**GIVEN PASSAGE:**
==================================================

So what does this have to do with photography? Well, the musical album, like almost all forms of art, depends on arrangement and sequencing. By exploring our favorite albums, we can learn how to edit and present our photography.

Whether you’re making a portfolio website, preparing for an exhibition, making a photo book, or just turning in an assignment for class, there is always room for editing — this isn’t about toning and cropping images — this is editing in the sense of how you determine which photographs to include in a presentation.

Too often we obsess over techniques related to shooting and editing images. The sequence in which we present images is equally important, because this is our opportunity to control the viewpoint, to direct the gaze of those who view our images, and to tell a story.

Sequencing images is often my favorite part of the photographic process. Like an editor cutting a movie, image selection and arranging is the stage when you begin to see the actual fruits of your efforts. This is when the hard work of planning, shooting, development, scanning, and toning finally pays off.

When you begin organizing images for a presentation, go big. Pull all the images you think you might need. The goal here is to collect the raw materials you can build from. If you’re doing a gallery show, you may have a limited amount of space to present your images, so shot selection becomes more critical. If you’re posting your images online, perhaps on your website, you potentially have infinite space to play with.

This doesn’t mean you should grab every image you’ve shot for a particular project. Hopefully you have gone through your image library and isolated your favorites. But don’t be afraid to go back later and look for some deeper cuts. Sometimes you can revisit work weeks, months or even years later and find usable images that you may have overlooked in the first pass.

For instance, on Kind of Blue, the musicians recorded several takes of each song, some very different from what ended up on the album version. But only the very best takes were allowed to end up on the record. The same applies to image-making.

Go through your selections and start cutting. In particular, remove images that look similar or feature the same subject matter. For instance, maybe you photographed a still life scene several different ways. Select one and toss the others. They may all be excellent images, but you don’t need all of them. Only include images that contribute to the narrative effect or thesis of your work.

There aren’t really any hard and fast rules. Some art projects are based on repetitive elements — for example, maybe you photographed that still life the exact same way every day over a period of a year. Perhaps your goal is to show change over time. In this case, repetition plays a role in the art itself. Whatever you do, should be deliberate.

Take your remaining images and organize them to work together: This means you may need to identify narrative threads within the images and determine how images work together in context to one another. Do some images appear too early in the sequence? Too late? Is the transition from one image smooth or jarring as you approach the next?

Try to keep the viewer engaged between images. Again, let’s consider music. Even the most repetitive electronic dance music continuously evolves over the course of several minutes, adding and removing elements after every eight bars or so to keep the listener interested. The song “Strobe” by Deadmau5 is a textbook example of this concept. Over nearly 10 minutes, layers of new sounds are introduced regularly, until a track that began as a simple arpeggio has developed into what some consider the “most epic” track in the Deadmau5 catalogue.

==================================================

**DATASET CONTENT:**

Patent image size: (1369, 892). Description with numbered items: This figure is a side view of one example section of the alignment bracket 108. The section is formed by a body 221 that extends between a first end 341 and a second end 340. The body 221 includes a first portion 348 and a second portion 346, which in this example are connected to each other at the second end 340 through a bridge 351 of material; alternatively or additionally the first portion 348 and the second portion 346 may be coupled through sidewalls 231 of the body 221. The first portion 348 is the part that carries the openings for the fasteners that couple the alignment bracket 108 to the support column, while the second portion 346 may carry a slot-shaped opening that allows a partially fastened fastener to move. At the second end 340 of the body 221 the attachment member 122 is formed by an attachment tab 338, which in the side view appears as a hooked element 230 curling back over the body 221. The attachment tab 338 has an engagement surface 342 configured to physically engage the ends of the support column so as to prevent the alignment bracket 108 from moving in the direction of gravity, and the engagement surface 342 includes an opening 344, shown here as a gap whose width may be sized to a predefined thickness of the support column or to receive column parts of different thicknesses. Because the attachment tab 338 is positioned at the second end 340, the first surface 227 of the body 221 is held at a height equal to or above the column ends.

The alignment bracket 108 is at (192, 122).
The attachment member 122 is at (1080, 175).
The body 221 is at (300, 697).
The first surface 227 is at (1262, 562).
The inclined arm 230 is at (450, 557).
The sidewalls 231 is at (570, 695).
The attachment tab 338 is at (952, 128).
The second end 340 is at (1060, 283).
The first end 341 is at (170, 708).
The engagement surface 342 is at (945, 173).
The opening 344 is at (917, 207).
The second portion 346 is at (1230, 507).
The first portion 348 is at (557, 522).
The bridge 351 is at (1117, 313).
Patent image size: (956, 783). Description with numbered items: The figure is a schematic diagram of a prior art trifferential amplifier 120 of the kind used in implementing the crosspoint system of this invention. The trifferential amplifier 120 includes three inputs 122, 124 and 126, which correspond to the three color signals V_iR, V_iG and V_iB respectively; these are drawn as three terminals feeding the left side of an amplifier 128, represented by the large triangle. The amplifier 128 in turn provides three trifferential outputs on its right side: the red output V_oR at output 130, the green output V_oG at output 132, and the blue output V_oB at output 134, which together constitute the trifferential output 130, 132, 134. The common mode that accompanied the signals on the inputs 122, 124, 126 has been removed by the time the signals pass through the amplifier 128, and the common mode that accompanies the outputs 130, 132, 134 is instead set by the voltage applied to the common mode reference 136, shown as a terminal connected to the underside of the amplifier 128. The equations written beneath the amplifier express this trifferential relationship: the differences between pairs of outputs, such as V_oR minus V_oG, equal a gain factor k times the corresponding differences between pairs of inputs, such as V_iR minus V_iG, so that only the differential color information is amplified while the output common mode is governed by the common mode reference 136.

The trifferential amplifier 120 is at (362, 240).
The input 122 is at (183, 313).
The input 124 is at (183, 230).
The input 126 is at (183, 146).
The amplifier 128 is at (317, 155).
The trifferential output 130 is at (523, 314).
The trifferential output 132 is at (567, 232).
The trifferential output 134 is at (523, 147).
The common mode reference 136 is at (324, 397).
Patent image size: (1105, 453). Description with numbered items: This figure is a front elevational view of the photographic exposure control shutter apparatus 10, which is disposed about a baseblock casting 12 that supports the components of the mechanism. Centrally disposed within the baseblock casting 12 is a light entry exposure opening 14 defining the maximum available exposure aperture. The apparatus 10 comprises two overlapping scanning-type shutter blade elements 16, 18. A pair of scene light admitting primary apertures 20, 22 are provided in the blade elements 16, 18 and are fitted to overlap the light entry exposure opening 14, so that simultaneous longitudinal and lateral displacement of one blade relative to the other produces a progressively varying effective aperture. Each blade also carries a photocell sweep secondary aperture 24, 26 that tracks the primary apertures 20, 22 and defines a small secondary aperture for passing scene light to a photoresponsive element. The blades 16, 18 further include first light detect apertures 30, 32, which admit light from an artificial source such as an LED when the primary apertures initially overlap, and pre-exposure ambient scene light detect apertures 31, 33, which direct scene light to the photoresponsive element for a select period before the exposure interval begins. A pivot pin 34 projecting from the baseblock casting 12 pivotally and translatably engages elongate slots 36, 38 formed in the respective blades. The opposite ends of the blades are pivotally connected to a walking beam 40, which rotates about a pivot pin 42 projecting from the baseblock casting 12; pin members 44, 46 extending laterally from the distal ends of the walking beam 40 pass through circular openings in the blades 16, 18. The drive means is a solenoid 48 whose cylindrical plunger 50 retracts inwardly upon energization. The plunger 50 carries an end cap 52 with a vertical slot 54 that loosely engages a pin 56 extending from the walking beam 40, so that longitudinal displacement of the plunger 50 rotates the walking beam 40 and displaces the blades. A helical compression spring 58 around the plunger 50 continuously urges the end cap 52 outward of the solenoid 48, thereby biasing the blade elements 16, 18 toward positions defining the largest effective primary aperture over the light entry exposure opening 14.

==================================================

**DIRECTIVES:**
1. In the passage on sequencing photographs, which song is named as a textbook example of keeping a listener engaged?
2. Extend the passage on sequencing photographs, picking up after its final sentence.

**ANSWER LIST:**
1. "Strobe" by Deadmau5.

2.
Now that you have your images arranged in a pleasing way, it’s important to know how they will ultimately be displayed. On the web? On a gallery wall, or maybe in a book. Nowadays, assume you will need to present work that looks good on the web, because even if you have a gallery show, you’re going to need an online presence to promote and market your exhibition.

You have other considerations to make for gallery installations, including print size, how the work will be displayed, framing, and even the flow of traffic through a gallery. Hopefully you have some say in how and where your work is hung. A more unpredictable factor is how viewers will interact with your work. Will they stand back and observe from afar, or will they get up and close and personal seeking details?

A professor of mine once described to me a show in which she’d only been allocated a small area in the corner of a gallery. She was forced to print her work at a reduced size, and pack as many images as she could into the area. This meant the work was installed above and below eye level, forcing viewers to kneel down to see some of the work, and get up close and crane their necks to see the upper row of images. While this sounds like a less-than-ideal scenario, it had the advantage of forcing viewers to interact with the images in a deeper way, thus becoming an active participant in the voyeuristic narrative conveyed in the images themselves.

On the other hand, a photo book or website can be really linear, as you have ultimate control of the viewing space.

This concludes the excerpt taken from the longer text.